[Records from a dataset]
---*---

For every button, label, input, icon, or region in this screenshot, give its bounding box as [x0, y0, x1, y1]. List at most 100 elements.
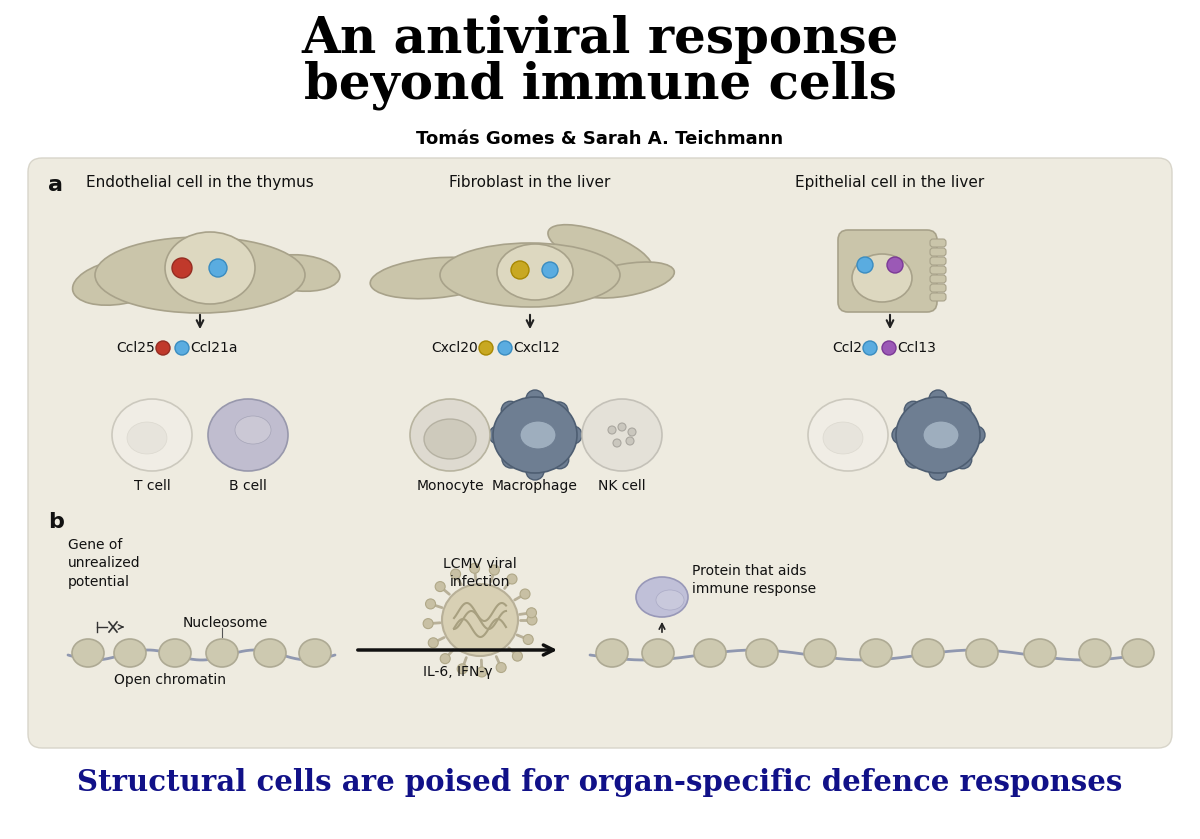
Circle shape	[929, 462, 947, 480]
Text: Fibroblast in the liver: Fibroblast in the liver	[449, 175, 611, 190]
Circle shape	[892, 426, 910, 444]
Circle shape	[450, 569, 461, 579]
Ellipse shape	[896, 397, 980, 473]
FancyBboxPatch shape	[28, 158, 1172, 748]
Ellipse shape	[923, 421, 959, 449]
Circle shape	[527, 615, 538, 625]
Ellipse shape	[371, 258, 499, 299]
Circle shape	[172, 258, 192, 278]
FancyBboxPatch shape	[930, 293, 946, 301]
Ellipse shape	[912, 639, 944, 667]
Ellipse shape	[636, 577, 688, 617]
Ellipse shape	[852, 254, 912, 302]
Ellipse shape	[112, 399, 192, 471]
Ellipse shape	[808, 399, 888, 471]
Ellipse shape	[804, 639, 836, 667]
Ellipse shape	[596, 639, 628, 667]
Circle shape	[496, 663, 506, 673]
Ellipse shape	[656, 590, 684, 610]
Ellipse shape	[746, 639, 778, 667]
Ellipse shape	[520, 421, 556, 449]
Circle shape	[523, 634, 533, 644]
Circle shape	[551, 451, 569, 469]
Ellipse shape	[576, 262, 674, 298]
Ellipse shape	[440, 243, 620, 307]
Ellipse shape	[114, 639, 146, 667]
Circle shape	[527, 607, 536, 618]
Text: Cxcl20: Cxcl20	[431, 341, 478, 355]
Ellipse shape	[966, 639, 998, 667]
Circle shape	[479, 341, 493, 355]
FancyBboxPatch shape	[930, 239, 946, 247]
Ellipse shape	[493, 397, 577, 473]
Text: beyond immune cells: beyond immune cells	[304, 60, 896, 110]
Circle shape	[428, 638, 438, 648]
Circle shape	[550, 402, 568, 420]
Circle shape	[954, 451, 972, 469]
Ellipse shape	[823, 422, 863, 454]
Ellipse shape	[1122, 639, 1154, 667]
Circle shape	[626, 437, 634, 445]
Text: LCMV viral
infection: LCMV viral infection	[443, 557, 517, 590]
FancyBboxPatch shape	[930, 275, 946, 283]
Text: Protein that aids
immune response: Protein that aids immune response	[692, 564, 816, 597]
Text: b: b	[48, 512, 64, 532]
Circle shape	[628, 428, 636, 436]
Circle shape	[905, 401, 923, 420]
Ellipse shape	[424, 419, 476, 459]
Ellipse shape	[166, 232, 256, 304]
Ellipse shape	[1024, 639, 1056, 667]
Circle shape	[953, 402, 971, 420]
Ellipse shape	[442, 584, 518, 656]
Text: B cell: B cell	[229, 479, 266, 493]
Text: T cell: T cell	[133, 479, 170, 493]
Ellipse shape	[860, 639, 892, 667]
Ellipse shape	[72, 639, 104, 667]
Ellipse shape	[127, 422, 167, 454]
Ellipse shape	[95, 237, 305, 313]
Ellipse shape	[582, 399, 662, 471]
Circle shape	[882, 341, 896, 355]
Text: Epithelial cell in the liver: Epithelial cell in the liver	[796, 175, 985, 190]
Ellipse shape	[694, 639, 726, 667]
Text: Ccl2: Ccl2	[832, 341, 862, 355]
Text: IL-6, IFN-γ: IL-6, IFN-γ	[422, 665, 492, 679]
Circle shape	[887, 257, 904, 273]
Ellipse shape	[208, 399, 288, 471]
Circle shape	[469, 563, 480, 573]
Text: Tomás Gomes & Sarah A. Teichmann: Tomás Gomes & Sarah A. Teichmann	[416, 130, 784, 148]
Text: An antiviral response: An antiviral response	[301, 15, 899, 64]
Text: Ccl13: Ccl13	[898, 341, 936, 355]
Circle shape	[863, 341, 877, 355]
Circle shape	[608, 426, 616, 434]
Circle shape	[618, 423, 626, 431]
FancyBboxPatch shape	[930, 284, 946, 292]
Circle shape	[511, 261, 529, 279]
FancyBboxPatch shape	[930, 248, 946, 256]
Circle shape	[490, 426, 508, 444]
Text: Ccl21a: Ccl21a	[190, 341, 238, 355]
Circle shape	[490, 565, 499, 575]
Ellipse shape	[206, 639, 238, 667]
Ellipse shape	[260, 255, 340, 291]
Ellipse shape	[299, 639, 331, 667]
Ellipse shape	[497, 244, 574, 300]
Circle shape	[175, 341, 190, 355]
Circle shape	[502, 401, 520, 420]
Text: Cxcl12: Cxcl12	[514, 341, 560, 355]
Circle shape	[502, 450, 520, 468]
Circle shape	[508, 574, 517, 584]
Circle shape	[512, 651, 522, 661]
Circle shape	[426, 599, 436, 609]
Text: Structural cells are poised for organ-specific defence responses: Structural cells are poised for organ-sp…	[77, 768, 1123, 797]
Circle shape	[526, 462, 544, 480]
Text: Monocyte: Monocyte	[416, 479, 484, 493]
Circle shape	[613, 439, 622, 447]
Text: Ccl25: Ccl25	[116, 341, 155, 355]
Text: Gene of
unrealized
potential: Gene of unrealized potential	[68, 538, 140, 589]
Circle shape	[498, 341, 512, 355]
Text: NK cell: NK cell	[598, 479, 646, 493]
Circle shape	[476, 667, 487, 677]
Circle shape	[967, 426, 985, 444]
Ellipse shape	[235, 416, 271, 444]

---*---

**What you have to do**:
After identifying the lines above that contain "FancyBboxPatch", copy each one.

**Output for this task**:
FancyBboxPatch shape	[28, 158, 1172, 748]
FancyBboxPatch shape	[930, 293, 946, 301]
FancyBboxPatch shape	[930, 239, 946, 247]
FancyBboxPatch shape	[930, 275, 946, 283]
FancyBboxPatch shape	[930, 284, 946, 292]
FancyBboxPatch shape	[930, 248, 946, 256]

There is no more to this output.